= Beginning of Section =

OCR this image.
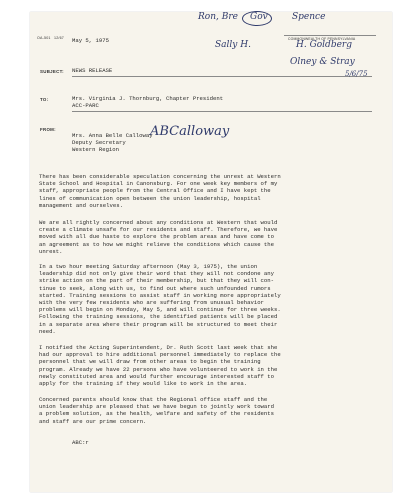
OA-501 12/67	COMMONWEALTH OF PENNSYLVANIA
May 5, 1975
SUBJECT: NEWS RELEASE
TO:	Mrs. Virginia J. Thornburg, Chapter President
ACC-PARC
FROM:
Mrs. Anna Belle Calloway
Deputy Secretary
Western Region
ABCalloway
Ron, Bre Gov	Spence
Sally H.	H. Goldberg
Olney & Stray
5/6/75
There has been considerable speculation concerning the unrest at Western
State School and Hospital in Canonsburg. For one week key members of my
staff, appropriate people from the Central Office and I have kept the
lines of communication open between the union leadership, hospital
management and ourselves.
We are all rightly concerned about any conditions at Western that would
create a climate unsafe for our residents and staff. Therefore, we have
moved with all due haste to explore the problem areas and have come to
an agreement as to how we might relieve the conditions which cause the
unrest.
In a two hour meeting Saturday afternoon (May 3, 1975), the union
leadership did not only give their word that they will not condone any
strike action on the part of their membership, but that they will con-
tinue to seek, along with us, to find out where such unfounded rumors
started. Training sessions to assist staff in working more appropriately
with the very few residents who are suffering from unusual behavior
problems will begin on Monday, May 5, and will continue for three weeks.
Following the training sessions, the identified patients will be placed
in a separate area where their program will be structured to meet their
need.
I notified the Acting Superintendent, Dr. Ruth Scott last week that she
had our approval to hire additional personnel immediately to replace the
personnel that we will draw from other areas to begin the training
program. Already we have 22 persons who have volunteered to work in the
newly constituted area and would further encourage interested staff to
apply for the training if they would like to work in the area.
Concerned parents should know that the Regional office staff and the
union leadership are pleased that we have begun to jointly work toward
a problem solution, as the health, welfare and safety of the residents
and staff are our prime concern.
ABC:r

= End of Section =

→ **Your task**
The response must give every line from the material above that holds the string "areas".

→ **Response to this task**
moved with all due haste to explore the problem areas and have come to
personnel that we will draw from other areas to begin the training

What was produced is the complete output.